#### [Stated problem]
Identify and copy all lines of the material where the string "Fluorescence" is found.

#### [Data for this exercise]
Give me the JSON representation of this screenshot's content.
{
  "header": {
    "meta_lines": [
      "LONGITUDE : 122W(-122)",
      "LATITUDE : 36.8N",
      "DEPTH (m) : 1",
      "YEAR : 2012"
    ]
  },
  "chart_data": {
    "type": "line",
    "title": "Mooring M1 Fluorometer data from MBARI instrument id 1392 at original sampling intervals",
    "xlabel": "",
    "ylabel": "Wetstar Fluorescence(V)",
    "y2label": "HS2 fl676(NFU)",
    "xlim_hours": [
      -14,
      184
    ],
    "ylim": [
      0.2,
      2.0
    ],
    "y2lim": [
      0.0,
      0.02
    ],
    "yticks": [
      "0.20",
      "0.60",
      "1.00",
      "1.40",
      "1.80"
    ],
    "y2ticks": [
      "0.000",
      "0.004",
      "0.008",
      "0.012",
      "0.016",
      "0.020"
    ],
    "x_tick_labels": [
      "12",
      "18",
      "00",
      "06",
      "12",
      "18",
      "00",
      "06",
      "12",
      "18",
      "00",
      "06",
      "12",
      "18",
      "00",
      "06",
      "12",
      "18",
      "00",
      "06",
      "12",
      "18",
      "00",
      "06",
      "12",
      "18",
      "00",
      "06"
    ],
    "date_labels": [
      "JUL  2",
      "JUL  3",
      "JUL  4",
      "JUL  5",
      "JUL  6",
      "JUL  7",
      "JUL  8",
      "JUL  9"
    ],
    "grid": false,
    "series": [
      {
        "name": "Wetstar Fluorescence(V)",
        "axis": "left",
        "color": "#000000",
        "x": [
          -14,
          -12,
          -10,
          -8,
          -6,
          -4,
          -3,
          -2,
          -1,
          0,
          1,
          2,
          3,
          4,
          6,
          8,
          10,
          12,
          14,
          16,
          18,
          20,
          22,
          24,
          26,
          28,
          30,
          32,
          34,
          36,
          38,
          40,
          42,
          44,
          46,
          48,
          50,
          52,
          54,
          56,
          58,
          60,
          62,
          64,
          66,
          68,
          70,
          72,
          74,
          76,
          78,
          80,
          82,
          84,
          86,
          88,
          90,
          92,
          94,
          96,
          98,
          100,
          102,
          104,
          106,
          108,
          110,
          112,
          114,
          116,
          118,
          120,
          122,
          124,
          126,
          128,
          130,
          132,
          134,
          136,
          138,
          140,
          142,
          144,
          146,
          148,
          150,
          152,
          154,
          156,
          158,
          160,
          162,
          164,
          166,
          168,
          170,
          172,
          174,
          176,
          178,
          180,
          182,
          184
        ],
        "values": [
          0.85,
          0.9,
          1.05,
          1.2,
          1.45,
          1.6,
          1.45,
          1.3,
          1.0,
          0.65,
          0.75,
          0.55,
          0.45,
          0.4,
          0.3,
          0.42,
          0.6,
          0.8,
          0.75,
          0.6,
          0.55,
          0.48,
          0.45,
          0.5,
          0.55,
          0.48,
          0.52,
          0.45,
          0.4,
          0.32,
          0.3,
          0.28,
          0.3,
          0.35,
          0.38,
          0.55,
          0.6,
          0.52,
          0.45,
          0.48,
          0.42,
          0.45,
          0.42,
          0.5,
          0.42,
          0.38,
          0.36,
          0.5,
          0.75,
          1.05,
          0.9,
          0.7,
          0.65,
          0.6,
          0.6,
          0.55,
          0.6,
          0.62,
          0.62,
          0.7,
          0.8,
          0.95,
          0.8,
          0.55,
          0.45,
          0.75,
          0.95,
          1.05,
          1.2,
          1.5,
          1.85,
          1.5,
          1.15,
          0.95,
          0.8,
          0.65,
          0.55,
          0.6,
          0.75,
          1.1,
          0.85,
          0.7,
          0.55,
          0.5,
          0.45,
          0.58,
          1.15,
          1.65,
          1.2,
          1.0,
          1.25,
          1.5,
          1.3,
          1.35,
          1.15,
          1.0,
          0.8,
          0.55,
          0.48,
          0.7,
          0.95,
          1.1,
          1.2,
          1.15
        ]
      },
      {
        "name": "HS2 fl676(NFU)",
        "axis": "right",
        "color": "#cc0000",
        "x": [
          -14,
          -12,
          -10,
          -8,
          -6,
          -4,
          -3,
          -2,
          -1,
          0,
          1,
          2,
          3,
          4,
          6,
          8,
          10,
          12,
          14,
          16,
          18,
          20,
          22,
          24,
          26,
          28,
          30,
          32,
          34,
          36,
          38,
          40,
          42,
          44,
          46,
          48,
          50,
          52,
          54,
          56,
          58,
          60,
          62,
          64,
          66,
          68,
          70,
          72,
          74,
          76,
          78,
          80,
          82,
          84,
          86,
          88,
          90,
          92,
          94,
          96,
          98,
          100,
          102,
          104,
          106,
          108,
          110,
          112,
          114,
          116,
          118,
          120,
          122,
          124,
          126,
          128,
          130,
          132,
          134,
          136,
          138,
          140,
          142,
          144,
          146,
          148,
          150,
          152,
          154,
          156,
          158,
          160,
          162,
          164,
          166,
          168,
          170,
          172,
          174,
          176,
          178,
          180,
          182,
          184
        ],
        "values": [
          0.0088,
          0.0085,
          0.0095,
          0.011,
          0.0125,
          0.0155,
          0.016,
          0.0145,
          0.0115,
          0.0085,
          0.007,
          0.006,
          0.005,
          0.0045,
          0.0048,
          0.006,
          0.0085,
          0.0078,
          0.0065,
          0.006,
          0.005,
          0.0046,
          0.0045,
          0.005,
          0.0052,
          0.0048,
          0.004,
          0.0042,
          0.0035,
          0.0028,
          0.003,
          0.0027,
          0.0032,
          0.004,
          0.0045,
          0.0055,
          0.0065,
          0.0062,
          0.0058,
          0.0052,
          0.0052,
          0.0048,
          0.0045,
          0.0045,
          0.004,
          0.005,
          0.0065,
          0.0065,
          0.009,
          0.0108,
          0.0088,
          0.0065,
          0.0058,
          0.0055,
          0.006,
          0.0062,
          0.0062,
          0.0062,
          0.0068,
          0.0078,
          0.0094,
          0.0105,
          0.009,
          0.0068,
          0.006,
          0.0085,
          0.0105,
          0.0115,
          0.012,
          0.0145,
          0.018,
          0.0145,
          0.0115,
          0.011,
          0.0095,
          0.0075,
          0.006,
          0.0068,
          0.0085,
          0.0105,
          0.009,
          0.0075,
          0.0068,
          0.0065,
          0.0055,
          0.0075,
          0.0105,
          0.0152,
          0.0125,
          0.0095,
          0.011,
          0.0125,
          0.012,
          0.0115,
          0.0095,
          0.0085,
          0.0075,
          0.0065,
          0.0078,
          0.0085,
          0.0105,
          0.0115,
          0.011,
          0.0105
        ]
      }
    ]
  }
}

#### [Exercise output]
    "ylabel": "Wetstar Fluorescence(V)",
        "name": "Wetstar Fluorescence(V)",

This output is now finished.